## Input records
※

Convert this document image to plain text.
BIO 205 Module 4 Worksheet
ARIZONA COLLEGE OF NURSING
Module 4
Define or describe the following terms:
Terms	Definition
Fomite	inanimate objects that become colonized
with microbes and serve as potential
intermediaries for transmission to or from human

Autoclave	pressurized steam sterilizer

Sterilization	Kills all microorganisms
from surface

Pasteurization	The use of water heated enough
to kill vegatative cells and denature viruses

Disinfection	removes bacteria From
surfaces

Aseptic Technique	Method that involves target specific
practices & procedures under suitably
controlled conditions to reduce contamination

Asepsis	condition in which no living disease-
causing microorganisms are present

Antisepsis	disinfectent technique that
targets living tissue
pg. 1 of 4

※

## Task to complete
Could the entire listing be repeated exactly as written?

## Answer to the problem
Convert this document image to plain text.
BIO 205 Module 4 Worksheet
ARIZONA COLLEGE OF NURSING
Module 4
Define or describe the following terms:
Terms	Definition
Fomite	inanimate objects that become colonized
with microbes and serve as potential
intermediaries for transmission to or from human

Autoclave	pressurized steam sterilizer

Sterilization	Kills all microorganisms
from surface

Pasteurization	The use of water heated enough
to kill vegatative cells and denature viruses

Disinfection	removes bacteria From
surfaces

Aseptic Technique	Method that involves target specific
practices & procedures under suitably
controlled conditions to reduce contamination

Asepsis	condition in which no living disease-
causing microorganisms are present

Antisepsis	disinfectent technique that
targets living tissue
pg. 1 of 4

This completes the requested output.